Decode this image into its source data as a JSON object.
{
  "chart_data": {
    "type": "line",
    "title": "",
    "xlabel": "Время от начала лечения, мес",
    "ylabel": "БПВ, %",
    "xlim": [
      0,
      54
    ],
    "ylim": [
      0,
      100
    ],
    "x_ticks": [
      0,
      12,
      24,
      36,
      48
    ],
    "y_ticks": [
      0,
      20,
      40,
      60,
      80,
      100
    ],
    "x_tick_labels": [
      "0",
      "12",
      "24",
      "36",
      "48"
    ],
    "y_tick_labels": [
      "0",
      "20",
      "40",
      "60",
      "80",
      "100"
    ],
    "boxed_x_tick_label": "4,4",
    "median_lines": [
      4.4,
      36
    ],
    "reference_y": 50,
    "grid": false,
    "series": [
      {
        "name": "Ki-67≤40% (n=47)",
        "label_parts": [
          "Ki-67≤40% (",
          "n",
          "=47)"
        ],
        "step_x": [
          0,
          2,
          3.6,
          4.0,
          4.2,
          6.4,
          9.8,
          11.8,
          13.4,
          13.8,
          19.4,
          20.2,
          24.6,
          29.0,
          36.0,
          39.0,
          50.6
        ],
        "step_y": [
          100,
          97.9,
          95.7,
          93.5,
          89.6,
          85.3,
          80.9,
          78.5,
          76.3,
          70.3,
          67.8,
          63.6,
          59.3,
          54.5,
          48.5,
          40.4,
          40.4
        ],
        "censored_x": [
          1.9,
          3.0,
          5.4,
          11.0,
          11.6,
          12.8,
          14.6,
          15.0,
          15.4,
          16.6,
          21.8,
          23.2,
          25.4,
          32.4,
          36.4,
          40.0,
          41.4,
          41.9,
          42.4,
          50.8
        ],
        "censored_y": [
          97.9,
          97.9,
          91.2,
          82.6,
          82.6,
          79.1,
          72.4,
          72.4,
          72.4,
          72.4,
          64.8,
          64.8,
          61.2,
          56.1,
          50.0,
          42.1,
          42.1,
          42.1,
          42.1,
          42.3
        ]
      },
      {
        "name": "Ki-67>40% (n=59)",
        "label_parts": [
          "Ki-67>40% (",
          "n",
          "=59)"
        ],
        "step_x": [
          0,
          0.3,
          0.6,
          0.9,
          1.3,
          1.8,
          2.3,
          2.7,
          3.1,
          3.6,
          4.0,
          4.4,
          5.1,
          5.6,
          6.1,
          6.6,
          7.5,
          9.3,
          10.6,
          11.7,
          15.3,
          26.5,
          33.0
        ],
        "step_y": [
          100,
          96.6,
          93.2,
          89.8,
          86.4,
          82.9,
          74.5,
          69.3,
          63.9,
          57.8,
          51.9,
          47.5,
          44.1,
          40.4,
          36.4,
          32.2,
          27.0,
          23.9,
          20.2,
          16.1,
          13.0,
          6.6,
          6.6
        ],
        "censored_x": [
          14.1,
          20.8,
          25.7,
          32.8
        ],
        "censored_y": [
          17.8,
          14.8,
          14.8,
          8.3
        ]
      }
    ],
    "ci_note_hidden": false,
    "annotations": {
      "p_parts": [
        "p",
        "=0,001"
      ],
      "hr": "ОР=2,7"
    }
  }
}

══════

** The exercise **
Restate each record exactly as written.

** The answer **
Decode this image into its source data as a JSON object.
{
  "chart_data": {
    "type": "line",
    "title": "",
    "xlabel": "Время от начала лечения, мес",
    "ylabel": "БПВ, %",
    "xlim": [
      0,
      54
    ],
    "ylim": [
      0,
      100
    ],
    "x_ticks": [
      0,
      12,
      24,
      36,
      48
    ],
    "y_ticks": [
      0,
      20,
      40,
      60,
      80,
      100
    ],
    "x_tick_labels": [
      "0",
      "12",
      "24",
      "36",
      "48"
    ],
    "y_tick_labels": [
      "0",
      "20",
      "40",
      "60",
      "80",
      "100"
    ],
    "boxed_x_tick_label": "4,4",
    "median_lines": [
      4.4,
      36
    ],
    "reference_y": 50,
    "grid": false,
    "series": [
      {
        "name": "Ki-67≤40% (n=47)",
        "label_parts": [
          "Ki-67≤40% (",
          "n",
          "=47)"
        ],
        "step_x": [
          0,
          2,
          3.6,
          4.0,
          4.2,
          6.4,
          9.8,
          11.8,
          13.4,
          13.8,
          19.4,
          20.2,
          24.6,
          29.0,
          36.0,
          39.0,
          50.6
        ],
        "step_y": [
          100,
          97.9,
          95.7,
          93.5,
          89.6,
          85.3,
          80.9,
          78.5,
          76.3,
          70.3,
          67.8,
          63.6,
          59.3,
          54.5,
          48.5,
          40.4,
          40.4
        ],
        "censored_x": [
          1.9,
          3.0,
          5.4,
          11.0,
          11.6,
          12.8,
          14.6,
          15.0,
          15.4,
          16.6,
          21.8,
          23.2,
          25.4,
          32.4,
          36.4,
          40.0,
          41.4,
          41.9,
          42.4,
          50.8
        ],
        "censored_y": [
          97.9,
          97.9,
          91.2,
          82.6,
          82.6,
          79.1,
          72.4,
          72.4,
          72.4,
          72.4,
          64.8,
          64.8,
          61.2,
          56.1,
          50.0,
          42.1,
          42.1,
          42.1,
          42.1,
          42.3
        ]
      },
      {
        "name": "Ki-67>40% (n=59)",
        "label_parts": [
          "Ki-67>40% (",
          "n",
          "=59)"
        ],
        "step_x": [
          0,
          0.3,
          0.6,
          0.9,
          1.3,
          1.8,
          2.3,
          2.7,
          3.1,
          3.6,
          4.0,
          4.4,
          5.1,
          5.6,
          6.1,
          6.6,
          7.5,
          9.3,
          10.6,
          11.7,
          15.3,
          26.5,
          33.0
        ],
        "step_y": [
          100,
          96.6,
          93.2,
          89.8,
          86.4,
          82.9,
          74.5,
          69.3,
          63.9,
          57.8,
          51.9,
          47.5,
          44.1,
          40.4,
          36.4,
          32.2,
          27.0,
          23.9,
          20.2,
          16.1,
          13.0,
          6.6,
          6.6
        ],
        "censored_x": [
          14.1,
          20.8,
          25.7,
          32.8
        ],
        "censored_y": [
          17.8,
          14.8,
          14.8,
          8.3
        ]
      }
    ],
    "ci_note_hidden": false,
    "annotations": {
      "p_parts": [
        "p",
        "=0,001"
      ],
      "hr": "ОР=2,7"
    }
  }
}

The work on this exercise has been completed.